— Begin THE DATA —
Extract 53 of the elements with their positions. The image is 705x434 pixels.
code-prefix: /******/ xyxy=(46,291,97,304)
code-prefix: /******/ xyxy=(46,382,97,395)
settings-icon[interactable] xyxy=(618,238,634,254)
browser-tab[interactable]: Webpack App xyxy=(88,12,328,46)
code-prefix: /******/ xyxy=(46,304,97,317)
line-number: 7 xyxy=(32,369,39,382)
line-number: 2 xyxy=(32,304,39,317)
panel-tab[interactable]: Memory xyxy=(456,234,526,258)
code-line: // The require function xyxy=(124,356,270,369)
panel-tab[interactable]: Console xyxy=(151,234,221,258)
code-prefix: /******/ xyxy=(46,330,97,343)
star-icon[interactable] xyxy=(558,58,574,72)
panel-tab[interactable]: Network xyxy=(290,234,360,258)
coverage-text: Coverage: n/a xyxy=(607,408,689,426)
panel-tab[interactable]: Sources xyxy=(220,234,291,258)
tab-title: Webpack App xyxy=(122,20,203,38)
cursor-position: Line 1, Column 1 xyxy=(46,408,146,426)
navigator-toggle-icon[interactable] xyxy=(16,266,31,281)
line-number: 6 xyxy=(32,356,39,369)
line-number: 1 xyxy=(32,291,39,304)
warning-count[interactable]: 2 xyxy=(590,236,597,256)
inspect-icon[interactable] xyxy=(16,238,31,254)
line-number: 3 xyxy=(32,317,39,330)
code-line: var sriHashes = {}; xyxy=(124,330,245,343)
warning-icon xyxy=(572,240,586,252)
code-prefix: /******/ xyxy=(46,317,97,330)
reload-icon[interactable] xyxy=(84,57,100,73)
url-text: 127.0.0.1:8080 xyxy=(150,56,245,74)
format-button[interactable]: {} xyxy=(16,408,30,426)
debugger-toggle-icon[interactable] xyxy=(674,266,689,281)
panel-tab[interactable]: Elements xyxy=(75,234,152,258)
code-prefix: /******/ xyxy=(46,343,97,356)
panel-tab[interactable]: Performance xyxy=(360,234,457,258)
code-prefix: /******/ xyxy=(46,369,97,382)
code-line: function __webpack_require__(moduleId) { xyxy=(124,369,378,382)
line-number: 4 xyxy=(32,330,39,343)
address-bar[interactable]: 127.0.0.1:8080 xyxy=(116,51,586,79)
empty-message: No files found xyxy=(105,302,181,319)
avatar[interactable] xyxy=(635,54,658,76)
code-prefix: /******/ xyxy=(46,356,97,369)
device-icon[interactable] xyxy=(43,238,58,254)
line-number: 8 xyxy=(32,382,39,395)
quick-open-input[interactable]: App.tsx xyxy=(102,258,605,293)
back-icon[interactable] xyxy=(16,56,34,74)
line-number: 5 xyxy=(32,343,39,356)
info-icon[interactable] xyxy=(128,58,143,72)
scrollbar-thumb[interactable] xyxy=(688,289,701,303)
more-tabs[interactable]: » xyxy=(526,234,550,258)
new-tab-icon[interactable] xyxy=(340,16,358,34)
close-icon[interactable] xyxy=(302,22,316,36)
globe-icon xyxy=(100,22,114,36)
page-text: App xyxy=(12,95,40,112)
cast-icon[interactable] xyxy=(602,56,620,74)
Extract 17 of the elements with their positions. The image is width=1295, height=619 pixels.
— End THE DATA —
— Begin THE DATA —
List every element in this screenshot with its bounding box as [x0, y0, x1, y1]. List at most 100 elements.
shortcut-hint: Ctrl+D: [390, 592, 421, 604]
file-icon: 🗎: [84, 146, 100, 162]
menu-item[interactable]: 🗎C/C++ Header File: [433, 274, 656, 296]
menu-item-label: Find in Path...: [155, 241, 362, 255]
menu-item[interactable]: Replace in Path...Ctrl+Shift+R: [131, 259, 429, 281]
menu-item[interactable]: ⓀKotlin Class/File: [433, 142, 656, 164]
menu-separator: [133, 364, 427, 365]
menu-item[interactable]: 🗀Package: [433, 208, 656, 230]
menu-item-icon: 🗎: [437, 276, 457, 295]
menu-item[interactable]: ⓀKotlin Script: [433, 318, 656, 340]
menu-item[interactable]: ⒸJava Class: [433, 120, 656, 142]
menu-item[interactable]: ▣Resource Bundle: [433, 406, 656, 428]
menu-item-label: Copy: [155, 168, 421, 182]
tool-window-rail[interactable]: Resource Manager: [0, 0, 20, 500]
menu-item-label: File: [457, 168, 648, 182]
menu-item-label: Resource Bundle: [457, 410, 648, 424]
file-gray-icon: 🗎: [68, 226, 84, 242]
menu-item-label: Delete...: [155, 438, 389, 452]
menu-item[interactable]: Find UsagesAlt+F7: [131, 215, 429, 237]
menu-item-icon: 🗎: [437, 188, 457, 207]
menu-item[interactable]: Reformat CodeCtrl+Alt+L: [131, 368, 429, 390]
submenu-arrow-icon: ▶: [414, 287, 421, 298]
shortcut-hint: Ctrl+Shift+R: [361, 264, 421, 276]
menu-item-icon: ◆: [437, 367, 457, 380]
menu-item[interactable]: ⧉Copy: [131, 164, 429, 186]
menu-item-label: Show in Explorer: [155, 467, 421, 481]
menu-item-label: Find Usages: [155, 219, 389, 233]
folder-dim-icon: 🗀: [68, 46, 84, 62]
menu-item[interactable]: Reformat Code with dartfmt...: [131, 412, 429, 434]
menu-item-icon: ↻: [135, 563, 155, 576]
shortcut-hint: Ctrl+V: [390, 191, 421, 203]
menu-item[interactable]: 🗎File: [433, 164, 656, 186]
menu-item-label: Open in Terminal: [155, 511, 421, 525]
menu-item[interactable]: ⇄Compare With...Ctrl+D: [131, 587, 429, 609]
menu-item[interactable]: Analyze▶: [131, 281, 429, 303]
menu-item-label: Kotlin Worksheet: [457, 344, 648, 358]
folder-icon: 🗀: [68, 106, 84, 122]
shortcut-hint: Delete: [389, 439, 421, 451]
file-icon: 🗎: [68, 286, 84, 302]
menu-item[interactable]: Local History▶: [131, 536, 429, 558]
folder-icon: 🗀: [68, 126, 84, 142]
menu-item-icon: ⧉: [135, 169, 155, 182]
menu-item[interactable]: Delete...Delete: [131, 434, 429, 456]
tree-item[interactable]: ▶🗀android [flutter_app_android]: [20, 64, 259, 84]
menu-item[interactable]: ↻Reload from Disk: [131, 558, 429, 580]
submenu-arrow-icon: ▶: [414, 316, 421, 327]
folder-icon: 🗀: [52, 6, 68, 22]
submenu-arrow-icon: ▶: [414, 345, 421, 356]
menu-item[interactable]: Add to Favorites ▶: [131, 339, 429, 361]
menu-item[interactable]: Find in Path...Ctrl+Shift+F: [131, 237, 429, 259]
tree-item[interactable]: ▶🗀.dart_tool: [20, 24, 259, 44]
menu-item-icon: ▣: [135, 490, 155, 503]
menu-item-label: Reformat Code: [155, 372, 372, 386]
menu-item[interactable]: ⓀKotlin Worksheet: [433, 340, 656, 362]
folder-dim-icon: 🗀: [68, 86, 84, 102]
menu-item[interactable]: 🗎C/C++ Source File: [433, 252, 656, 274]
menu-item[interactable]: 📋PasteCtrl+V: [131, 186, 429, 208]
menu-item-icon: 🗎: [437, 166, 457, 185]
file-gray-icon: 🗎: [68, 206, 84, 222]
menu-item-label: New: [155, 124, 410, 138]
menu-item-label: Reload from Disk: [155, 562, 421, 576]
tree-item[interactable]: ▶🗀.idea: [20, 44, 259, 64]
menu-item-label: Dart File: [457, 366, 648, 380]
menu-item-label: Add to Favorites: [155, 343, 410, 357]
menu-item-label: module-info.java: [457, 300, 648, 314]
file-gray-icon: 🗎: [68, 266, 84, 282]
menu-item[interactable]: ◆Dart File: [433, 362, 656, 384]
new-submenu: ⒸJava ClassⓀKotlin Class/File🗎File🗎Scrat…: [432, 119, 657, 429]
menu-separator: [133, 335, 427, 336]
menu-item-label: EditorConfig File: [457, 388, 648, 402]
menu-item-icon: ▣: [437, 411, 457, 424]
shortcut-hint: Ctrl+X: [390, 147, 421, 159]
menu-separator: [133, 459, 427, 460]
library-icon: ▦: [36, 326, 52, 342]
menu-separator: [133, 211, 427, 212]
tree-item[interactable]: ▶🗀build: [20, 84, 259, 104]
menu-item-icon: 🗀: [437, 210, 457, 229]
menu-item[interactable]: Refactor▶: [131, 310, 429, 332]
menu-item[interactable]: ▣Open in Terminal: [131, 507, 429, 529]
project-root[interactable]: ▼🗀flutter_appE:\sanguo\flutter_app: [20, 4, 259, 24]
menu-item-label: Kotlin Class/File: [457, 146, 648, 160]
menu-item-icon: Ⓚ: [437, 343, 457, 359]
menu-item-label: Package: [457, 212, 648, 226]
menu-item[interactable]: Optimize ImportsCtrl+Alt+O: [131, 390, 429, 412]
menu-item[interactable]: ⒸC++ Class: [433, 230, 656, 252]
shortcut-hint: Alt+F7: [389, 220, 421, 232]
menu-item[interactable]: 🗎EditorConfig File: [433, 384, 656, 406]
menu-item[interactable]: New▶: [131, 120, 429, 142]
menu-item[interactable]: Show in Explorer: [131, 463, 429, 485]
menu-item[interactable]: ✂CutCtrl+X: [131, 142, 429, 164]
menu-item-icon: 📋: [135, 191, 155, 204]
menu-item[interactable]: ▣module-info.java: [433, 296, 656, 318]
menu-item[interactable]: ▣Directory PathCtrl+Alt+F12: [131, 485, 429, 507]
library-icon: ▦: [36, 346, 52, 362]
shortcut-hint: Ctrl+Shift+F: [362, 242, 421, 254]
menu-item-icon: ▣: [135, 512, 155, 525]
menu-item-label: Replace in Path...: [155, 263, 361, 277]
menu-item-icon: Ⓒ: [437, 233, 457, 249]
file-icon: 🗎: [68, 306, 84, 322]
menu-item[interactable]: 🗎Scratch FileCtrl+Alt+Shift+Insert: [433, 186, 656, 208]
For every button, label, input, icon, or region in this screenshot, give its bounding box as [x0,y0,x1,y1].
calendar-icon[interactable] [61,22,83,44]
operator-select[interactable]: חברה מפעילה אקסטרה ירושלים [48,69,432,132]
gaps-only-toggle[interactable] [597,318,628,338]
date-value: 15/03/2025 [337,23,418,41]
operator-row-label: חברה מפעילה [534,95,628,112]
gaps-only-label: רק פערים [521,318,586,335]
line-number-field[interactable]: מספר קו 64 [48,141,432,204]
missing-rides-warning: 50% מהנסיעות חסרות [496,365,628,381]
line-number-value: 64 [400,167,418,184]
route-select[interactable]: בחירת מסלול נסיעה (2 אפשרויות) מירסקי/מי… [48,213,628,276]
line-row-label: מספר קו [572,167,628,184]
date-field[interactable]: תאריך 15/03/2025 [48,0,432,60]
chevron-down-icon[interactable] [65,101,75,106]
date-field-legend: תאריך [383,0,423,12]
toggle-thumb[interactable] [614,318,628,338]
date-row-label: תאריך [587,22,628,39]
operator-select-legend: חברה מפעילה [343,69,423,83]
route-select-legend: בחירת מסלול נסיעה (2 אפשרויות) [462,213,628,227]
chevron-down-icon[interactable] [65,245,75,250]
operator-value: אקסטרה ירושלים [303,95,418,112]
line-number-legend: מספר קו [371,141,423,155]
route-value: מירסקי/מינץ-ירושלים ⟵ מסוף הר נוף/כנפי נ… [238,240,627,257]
— End THE DATA —
— Begin THE DATA —
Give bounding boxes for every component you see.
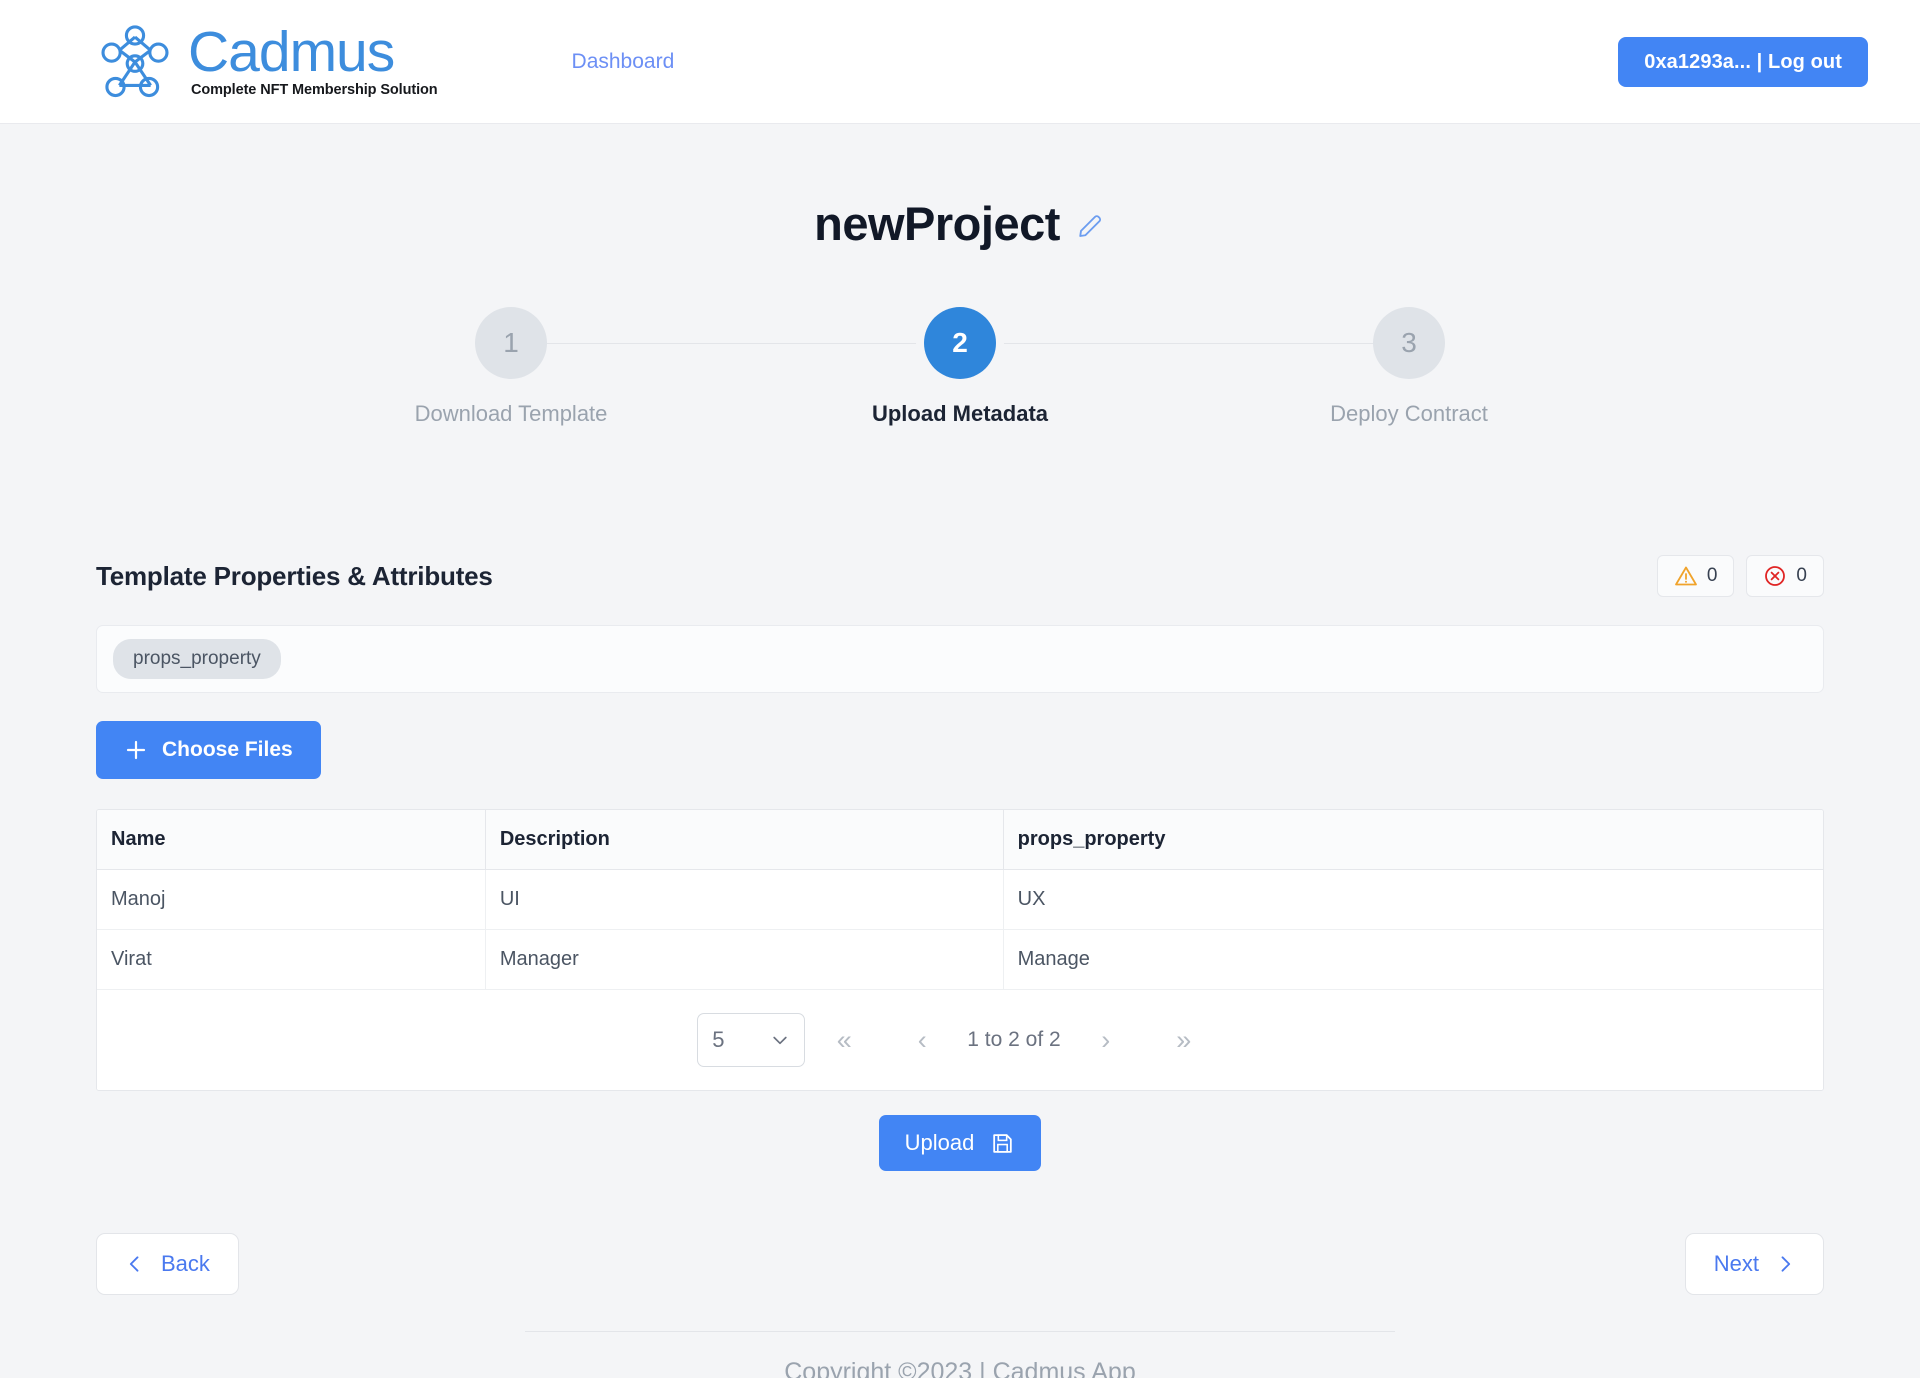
— End THE DATA —
Reproduce verbatim the lines starting with the one containing "Extract 53 of" and ending with the one containing "panel-tab[interactable]: Performance xyxy=(360,234,457,258)", both of those lines included.

Extract 53 of the elements with their positions. The image is 705x434 pixels.
code-prefix: /******/ xyxy=(46,291,97,304)
code-prefix: /******/ xyxy=(46,382,97,395)
settings-icon[interactable] xyxy=(618,238,634,254)
browser-tab[interactable]: Webpack App xyxy=(88,12,328,46)
code-prefix: /******/ xyxy=(46,304,97,317)
line-number: 7 xyxy=(32,369,39,382)
line-number: 2 xyxy=(32,304,39,317)
panel-tab[interactable]: Memory xyxy=(456,234,526,258)
code-line: // The require function xyxy=(124,356,270,369)
panel-tab[interactable]: Console xyxy=(151,234,221,258)
code-prefix: /******/ xyxy=(46,330,97,343)
star-icon[interactable] xyxy=(558,58,574,72)
panel-tab[interactable]: Network xyxy=(290,234,360,258)
coverage-text: Coverage: n/a xyxy=(607,408,689,426)
panel-tab[interactable]: Sources xyxy=(220,234,291,258)
tab-title: Webpack App xyxy=(122,20,203,38)
cursor-position: Line 1, Column 1 xyxy=(46,408,146,426)
navigator-toggle-icon[interactable] xyxy=(16,266,31,281)
line-number: 6 xyxy=(32,356,39,369)
line-number: 1 xyxy=(32,291,39,304)
warning-count[interactable]: 2 xyxy=(590,236,597,256)
inspect-icon[interactable] xyxy=(16,238,31,254)
line-number: 3 xyxy=(32,317,39,330)
code-line: var sriHashes = {}; xyxy=(124,330,245,343)
warning-icon xyxy=(572,240,586,252)
code-prefix: /******/ xyxy=(46,317,97,330)
reload-icon[interactable] xyxy=(84,57,100,73)
url-text: 127.0.0.1:8080 xyxy=(150,56,245,74)
format-button[interactable]: {} xyxy=(16,408,30,426)
debugger-toggle-icon[interactable] xyxy=(674,266,689,281)
panel-tab[interactable]: Elements xyxy=(75,234,152,258)
code-prefix: /******/ xyxy=(46,343,97,356)
panel-tab[interactable]: Performance xyxy=(360,234,457,258)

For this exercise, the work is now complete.